◆ **EXERCISE AIM**
Write out the entire listing below exactly, with the pictures left out.

◆ **PROVIDED DATA**
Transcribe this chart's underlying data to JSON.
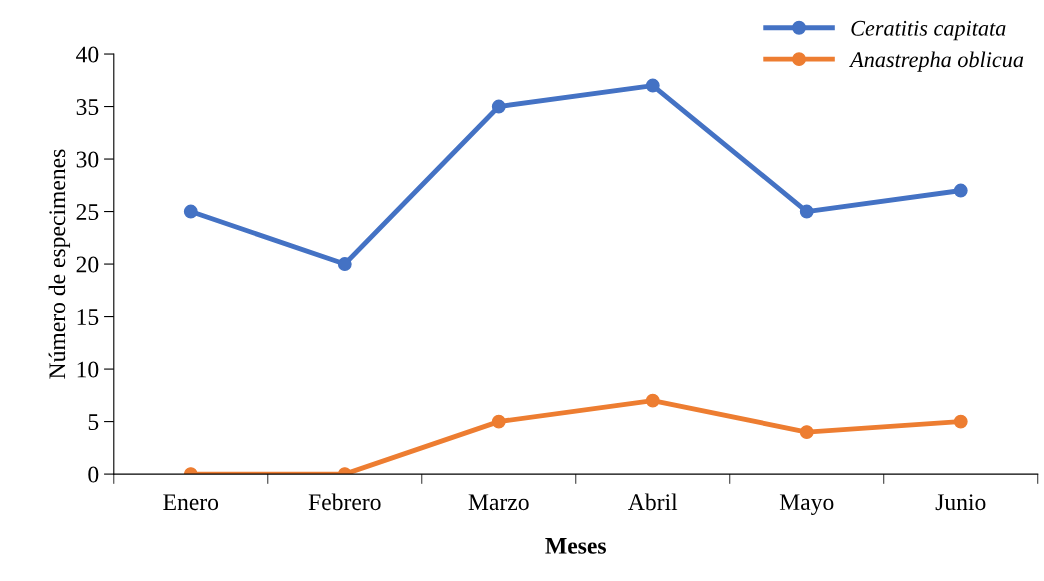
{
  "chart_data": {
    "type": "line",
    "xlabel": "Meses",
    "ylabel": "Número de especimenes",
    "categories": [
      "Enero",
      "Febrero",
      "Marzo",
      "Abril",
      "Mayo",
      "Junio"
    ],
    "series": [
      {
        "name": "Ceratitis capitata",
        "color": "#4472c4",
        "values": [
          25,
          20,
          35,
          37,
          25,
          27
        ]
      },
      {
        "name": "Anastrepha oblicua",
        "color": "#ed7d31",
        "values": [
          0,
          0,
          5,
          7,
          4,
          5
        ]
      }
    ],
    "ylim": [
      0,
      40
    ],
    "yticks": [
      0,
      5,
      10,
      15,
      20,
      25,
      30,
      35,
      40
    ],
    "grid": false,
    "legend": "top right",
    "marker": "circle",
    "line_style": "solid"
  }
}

◆ **SOLUTION**
Transcribe this chart's underlying data to JSON.
{
  "chart_data": {
    "type": "line",
    "xlabel": "Meses",
    "ylabel": "Número de especimenes",
    "categories": [
      "Enero",
      "Febrero",
      "Marzo",
      "Abril",
      "Mayo",
      "Junio"
    ],
    "series": [
      {
        "name": "Ceratitis capitata",
        "color": "#4472c4",
        "values": [
          25,
          20,
          35,
          37,
          25,
          27
        ]
      },
      {
        "name": "Anastrepha oblicua",
        "color": "#ed7d31",
        "values": [
          0,
          0,
          5,
          7,
          4,
          5
        ]
      }
    ],
    "ylim": [
      0,
      40
    ],
    "yticks": [
      0,
      5,
      10,
      15,
      20,
      25,
      30,
      35,
      40
    ],
    "grid": false,
    "legend": "top right",
    "marker": "circle",
    "line_style": "solid"
  }
}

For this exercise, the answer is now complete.